### TASK PROMPT:
Update the items below by replacing "visible" with "on-screen" and leaving everything else unchanged.

— Start of ENTRIES PROVIDED —

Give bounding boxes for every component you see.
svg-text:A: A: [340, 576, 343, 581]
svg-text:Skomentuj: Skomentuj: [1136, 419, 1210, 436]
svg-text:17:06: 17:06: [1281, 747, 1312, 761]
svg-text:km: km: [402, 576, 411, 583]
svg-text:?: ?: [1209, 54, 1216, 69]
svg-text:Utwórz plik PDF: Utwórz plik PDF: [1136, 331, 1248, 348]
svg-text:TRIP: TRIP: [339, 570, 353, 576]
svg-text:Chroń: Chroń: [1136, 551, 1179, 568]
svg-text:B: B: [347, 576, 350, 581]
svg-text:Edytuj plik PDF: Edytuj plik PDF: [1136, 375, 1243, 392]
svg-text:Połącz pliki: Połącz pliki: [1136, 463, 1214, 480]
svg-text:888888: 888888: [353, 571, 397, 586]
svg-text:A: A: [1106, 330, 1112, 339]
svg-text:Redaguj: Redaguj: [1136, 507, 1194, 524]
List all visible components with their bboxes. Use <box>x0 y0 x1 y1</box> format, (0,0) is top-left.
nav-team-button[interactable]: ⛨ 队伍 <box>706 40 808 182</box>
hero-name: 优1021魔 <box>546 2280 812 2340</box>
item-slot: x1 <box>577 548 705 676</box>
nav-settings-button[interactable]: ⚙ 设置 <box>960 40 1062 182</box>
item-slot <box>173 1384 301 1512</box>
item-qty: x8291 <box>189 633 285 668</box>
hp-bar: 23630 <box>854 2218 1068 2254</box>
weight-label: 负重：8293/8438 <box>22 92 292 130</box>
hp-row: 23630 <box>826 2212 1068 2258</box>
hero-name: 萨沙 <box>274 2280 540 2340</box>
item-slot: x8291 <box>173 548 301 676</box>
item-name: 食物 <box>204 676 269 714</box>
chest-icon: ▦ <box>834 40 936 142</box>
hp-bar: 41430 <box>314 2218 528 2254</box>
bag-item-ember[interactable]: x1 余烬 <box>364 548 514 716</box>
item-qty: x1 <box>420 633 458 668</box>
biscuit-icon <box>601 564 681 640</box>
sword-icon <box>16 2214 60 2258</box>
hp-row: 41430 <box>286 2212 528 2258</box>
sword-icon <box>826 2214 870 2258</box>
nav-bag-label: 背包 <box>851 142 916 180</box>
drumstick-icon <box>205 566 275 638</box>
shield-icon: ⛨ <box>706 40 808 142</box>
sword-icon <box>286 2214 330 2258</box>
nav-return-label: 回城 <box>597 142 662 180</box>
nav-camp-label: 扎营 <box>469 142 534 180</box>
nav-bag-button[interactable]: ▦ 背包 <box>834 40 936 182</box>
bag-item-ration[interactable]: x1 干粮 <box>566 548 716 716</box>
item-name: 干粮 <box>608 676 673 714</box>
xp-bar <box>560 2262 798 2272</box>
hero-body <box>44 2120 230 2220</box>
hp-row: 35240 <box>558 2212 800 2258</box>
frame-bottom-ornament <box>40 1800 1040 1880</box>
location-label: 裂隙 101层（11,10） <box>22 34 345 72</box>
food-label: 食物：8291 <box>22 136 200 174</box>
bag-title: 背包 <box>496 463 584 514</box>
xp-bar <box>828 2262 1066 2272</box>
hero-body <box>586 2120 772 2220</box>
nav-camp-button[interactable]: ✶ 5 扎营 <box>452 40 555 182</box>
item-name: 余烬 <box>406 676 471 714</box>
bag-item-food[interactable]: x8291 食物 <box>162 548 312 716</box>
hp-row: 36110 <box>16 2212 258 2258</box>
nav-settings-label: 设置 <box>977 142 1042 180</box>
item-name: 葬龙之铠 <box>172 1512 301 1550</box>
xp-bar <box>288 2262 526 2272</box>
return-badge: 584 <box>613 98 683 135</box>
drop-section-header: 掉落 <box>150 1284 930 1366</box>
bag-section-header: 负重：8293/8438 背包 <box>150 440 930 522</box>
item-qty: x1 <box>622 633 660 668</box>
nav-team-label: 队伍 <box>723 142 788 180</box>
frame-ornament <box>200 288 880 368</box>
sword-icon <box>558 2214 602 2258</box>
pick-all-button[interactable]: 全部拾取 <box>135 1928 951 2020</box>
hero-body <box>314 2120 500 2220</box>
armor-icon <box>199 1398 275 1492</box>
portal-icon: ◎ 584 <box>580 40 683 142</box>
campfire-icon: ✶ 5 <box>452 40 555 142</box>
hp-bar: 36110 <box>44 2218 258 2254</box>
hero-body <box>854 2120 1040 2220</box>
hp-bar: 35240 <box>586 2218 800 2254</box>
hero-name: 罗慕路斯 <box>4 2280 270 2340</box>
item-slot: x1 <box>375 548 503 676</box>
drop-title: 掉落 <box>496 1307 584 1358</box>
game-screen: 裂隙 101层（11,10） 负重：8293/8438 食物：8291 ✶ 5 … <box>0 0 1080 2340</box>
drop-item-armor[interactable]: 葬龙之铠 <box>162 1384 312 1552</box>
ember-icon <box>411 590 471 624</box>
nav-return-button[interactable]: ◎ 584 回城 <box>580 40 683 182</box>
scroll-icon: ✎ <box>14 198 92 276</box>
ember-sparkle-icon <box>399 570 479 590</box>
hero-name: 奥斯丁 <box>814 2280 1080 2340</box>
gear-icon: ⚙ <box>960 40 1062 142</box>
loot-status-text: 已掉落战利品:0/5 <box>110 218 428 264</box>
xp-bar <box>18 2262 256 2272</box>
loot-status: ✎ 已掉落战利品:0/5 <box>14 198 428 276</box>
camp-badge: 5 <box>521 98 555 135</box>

— End of ENTRIES PROVIDED —

### RESULT OF THE EXERCISE:
Give bounding boxes for every component you see.
svg-text:A: A: [340, 576, 343, 581]
svg-text:Skomentuj: Skomentuj: [1136, 419, 1210, 436]
svg-text:17:06: 17:06: [1281, 747, 1312, 761]
svg-text:km: km: [402, 576, 411, 583]
svg-text:?: ?: [1209, 54, 1216, 69]
svg-text:Utwórz plik PDF: Utwórz plik PDF: [1136, 331, 1248, 348]
svg-text:TRIP: TRIP: [339, 570, 353, 576]
svg-text:Chroń: Chroń: [1136, 551, 1179, 568]
svg-text:B: B: [347, 576, 350, 581]
svg-text:Edytuj plik PDF: Edytuj plik PDF: [1136, 375, 1243, 392]
svg-text:Połącz pliki: Połącz pliki: [1136, 463, 1214, 480]
svg-text:888888: 888888: [353, 571, 397, 586]
svg-text:A: A: [1106, 330, 1112, 339]
svg-text:Redaguj: Redaguj: [1136, 507, 1194, 524]
List all on-screen components with their bboxes. Use <box>x0 y0 x1 y1</box> format, (0,0) is top-left.
nav-team-button[interactable]: ⛨ 队伍 <box>706 40 808 182</box>
hero-name: 优1021魔 <box>546 2280 812 2340</box>
item-slot: x1 <box>577 548 705 676</box>
nav-settings-button[interactable]: ⚙ 设置 <box>960 40 1062 182</box>
item-slot <box>173 1384 301 1512</box>
item-qty: x8291 <box>189 633 285 668</box>
hp-bar: 23630 <box>854 2218 1068 2254</box>
weight-label: 负重：8293/8438 <box>22 92 292 130</box>
hp-row: 23630 <box>826 2212 1068 2258</box>
hero-name: 萨沙 <box>274 2280 540 2340</box>
item-slot: x8291 <box>173 548 301 676</box>
item-name: 食物 <box>204 676 269 714</box>
chest-icon: ▦ <box>834 40 936 142</box>
hp-bar: 41430 <box>314 2218 528 2254</box>
bag-item-ember[interactable]: x1 余烬 <box>364 548 514 716</box>
item-qty: x1 <box>420 633 458 668</box>
biscuit-icon <box>601 564 681 640</box>
sword-icon <box>16 2214 60 2258</box>
hp-row: 41430 <box>286 2212 528 2258</box>
sword-icon <box>826 2214 870 2258</box>
nav-bag-label: 背包 <box>851 142 916 180</box>
drumstick-icon <box>205 566 275 638</box>
shield-icon: ⛨ <box>706 40 808 142</box>
sword-icon <box>286 2214 330 2258</box>
nav-return-label: 回城 <box>597 142 662 180</box>
nav-camp-label: 扎营 <box>469 142 534 180</box>
nav-bag-button[interactable]: ▦ 背包 <box>834 40 936 182</box>
bag-item-ration[interactable]: x1 干粮 <box>566 548 716 716</box>
item-name: 干粮 <box>608 676 673 714</box>
xp-bar <box>560 2262 798 2272</box>
hero-body <box>44 2120 230 2220</box>
hp-row: 35240 <box>558 2212 800 2258</box>
frame-bottom-ornament <box>40 1800 1040 1880</box>
location-label: 裂隙 101层（11,10） <box>22 34 345 72</box>
food-label: 食物：8291 <box>22 136 200 174</box>
bag-title: 背包 <box>496 463 584 514</box>
xp-bar <box>828 2262 1066 2272</box>
hero-body <box>586 2120 772 2220</box>
nav-camp-button[interactable]: ✶ 5 扎营 <box>452 40 555 182</box>
item-name: 余烬 <box>406 676 471 714</box>
bag-item-food[interactable]: x8291 食物 <box>162 548 312 716</box>
hp-row: 36110 <box>16 2212 258 2258</box>
nav-settings-label: 设置 <box>977 142 1042 180</box>
item-name: 葬龙之铠 <box>172 1512 301 1550</box>
xp-bar <box>288 2262 526 2272</box>
return-badge: 584 <box>613 98 683 135</box>
drop-section-header: 掉落 <box>150 1284 930 1366</box>
bag-section-header: 负重：8293/8438 背包 <box>150 440 930 522</box>
item-qty: x1 <box>622 633 660 668</box>
nav-team-label: 队伍 <box>723 142 788 180</box>
frame-ornament <box>200 288 880 368</box>
sword-icon <box>558 2214 602 2258</box>
pick-all-button[interactable]: 全部拾取 <box>135 1928 951 2020</box>
hero-body <box>314 2120 500 2220</box>
armor-icon <box>199 1398 275 1492</box>
portal-icon: ◎ 584 <box>580 40 683 142</box>
campfire-icon: ✶ 5 <box>452 40 555 142</box>
hp-bar: 36110 <box>44 2218 258 2254</box>
hero-body <box>854 2120 1040 2220</box>
hp-bar: 35240 <box>586 2218 800 2254</box>
hero-name: 罗慕路斯 <box>4 2280 270 2340</box>
item-slot: x1 <box>375 548 503 676</box>
drop-title: 掉落 <box>496 1307 584 1358</box>
game-screen: 裂隙 101层（11,10） 负重：8293/8438 食物：8291 ✶ 5 … <box>0 0 1080 2340</box>
drop-item-armor[interactable]: 葬龙之铠 <box>162 1384 312 1552</box>
ember-icon <box>411 590 471 624</box>
nav-return-button[interactable]: ◎ 584 回城 <box>580 40 683 182</box>
scroll-icon: ✎ <box>14 198 92 276</box>
ember-sparkle-icon <box>399 570 479 590</box>
hero-name: 奥斯丁 <box>814 2280 1080 2340</box>
gear-icon: ⚙ <box>960 40 1062 142</box>
loot-status-text: 已掉落战利品:0/5 <box>110 218 428 264</box>
xp-bar <box>18 2262 256 2272</box>
loot-status: ✎ 已掉落战利品:0/5 <box>14 198 428 276</box>
camp-badge: 5 <box>521 98 555 135</box>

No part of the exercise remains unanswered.